So right now Samba 4 with the alloc hack is consistently 10Mbit/s slower
than samba3. If you think that a network trace when samba has
posix:allocationrounding = 0x100000 would be insightful let me know and
I'll upload it to samba.org.

Also: I did the win2k3 single client NetBench sniff. You can find it in
/home/mkaplan/win2k3-netbench-1client.cap.rz. It's about 50 some Megs
compressed and 2.1GB uncompressed.
	
			-Marc
> -----Original Message-----
> From: Andrew Tridgell [mailto:tridge at osdl.org]
> Sent: Monday, June 20, 2005 9:45 PM
> To: Kaplan, Marc
> Cc: samba-technical at lists.samba.org
> Subject: RE: [Performance] Samba 3 vs. Samba 4 performance in NetBench
> 
> Marc,
> 
> Thank you for sending me the sniffs comparing Samba3 and Samba4 in
> netbench. They are certainly interesting!

EXERCISE BRIEF
Copy the email again, starting with "Also: I did" and going on through "and 2.1GB uncompressed.", and switch "single client" to "two client".

RECORDS SHOWN
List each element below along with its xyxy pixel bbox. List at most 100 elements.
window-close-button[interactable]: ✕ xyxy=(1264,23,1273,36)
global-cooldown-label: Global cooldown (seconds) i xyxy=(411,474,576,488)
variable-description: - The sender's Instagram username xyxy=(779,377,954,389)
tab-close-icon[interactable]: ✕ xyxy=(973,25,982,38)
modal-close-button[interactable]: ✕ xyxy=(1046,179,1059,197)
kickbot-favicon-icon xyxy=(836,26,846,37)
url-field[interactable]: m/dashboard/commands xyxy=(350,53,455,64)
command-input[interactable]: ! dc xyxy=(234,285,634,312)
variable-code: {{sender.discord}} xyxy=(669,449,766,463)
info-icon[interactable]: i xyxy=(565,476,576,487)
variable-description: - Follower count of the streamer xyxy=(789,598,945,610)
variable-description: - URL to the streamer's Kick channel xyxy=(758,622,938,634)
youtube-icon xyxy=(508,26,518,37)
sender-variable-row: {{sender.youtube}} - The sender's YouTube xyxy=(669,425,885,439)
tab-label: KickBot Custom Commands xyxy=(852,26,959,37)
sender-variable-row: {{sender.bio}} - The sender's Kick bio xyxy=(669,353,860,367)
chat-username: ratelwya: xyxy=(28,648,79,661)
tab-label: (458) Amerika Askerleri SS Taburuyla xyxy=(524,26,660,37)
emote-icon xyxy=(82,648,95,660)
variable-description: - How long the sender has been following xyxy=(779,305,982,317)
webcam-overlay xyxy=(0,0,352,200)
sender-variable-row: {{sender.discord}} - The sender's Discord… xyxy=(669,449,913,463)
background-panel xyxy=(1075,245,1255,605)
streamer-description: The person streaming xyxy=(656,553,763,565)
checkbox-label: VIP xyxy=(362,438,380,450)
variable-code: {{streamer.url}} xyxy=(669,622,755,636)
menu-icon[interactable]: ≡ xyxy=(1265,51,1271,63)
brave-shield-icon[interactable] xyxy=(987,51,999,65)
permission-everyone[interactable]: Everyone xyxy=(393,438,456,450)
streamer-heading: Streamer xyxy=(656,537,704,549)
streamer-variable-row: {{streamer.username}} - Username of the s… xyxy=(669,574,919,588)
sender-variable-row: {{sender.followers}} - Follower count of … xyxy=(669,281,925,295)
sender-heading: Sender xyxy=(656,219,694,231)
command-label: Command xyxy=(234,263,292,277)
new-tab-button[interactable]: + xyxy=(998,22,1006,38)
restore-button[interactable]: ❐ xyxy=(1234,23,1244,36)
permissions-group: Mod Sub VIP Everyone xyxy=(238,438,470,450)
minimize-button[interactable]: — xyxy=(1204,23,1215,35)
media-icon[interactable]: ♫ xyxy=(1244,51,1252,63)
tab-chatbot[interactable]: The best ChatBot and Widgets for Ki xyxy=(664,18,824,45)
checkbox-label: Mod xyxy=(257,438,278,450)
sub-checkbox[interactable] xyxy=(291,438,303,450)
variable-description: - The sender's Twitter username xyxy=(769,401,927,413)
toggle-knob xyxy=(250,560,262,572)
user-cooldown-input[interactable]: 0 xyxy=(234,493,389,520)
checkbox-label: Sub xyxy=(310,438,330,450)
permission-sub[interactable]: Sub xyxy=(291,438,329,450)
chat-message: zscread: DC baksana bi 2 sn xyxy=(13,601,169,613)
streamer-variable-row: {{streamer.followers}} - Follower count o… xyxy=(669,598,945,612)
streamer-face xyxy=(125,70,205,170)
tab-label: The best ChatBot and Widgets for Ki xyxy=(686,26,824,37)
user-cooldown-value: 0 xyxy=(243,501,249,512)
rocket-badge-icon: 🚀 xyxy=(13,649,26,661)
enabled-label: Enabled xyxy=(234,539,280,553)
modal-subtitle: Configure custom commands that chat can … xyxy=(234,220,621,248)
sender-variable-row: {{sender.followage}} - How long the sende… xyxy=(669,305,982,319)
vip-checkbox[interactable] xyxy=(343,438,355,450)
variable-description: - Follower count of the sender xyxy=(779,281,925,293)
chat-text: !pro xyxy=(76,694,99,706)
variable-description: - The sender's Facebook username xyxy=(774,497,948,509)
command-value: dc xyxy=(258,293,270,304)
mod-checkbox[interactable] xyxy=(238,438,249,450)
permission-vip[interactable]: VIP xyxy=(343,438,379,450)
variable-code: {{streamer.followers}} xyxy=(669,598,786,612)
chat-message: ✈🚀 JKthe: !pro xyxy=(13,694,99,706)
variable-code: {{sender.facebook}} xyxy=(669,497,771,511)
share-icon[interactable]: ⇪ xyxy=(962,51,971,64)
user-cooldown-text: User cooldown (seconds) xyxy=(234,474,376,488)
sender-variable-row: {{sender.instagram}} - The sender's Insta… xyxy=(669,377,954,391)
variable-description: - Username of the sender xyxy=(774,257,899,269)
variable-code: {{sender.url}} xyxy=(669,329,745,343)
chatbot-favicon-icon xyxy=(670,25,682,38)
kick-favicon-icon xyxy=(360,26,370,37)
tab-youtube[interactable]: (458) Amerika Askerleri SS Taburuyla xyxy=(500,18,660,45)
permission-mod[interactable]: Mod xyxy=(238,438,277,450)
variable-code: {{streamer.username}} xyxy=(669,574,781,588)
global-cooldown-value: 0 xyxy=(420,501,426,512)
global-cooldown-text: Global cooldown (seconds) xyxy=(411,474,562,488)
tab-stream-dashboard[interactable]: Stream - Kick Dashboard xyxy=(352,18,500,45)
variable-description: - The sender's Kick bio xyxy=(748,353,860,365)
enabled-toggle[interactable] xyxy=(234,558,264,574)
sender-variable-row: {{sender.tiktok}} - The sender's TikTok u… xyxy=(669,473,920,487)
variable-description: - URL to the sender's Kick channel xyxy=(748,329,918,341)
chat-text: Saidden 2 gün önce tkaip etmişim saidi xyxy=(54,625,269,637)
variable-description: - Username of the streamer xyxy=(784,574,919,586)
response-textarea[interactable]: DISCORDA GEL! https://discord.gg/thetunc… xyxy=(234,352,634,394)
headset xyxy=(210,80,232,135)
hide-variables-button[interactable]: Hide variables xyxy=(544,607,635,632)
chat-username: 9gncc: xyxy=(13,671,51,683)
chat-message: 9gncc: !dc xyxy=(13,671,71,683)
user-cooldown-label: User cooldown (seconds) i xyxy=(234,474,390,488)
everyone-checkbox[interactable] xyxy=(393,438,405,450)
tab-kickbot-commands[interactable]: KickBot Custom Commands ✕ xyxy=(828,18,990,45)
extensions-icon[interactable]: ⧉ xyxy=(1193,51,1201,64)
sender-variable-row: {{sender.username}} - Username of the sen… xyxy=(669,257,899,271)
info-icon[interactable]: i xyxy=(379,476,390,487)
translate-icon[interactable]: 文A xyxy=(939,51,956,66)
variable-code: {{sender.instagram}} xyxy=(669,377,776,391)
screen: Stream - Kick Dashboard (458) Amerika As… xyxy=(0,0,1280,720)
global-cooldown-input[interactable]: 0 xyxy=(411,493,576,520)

SOLUTION BELOW
Also: I did the win2k3 two client NetBench sniff. You can find it in
/home/mkaplan/win2k3-netbench-1client.cap.rz. It's about 50 some Megs
compressed and 2.1GB uncompressed.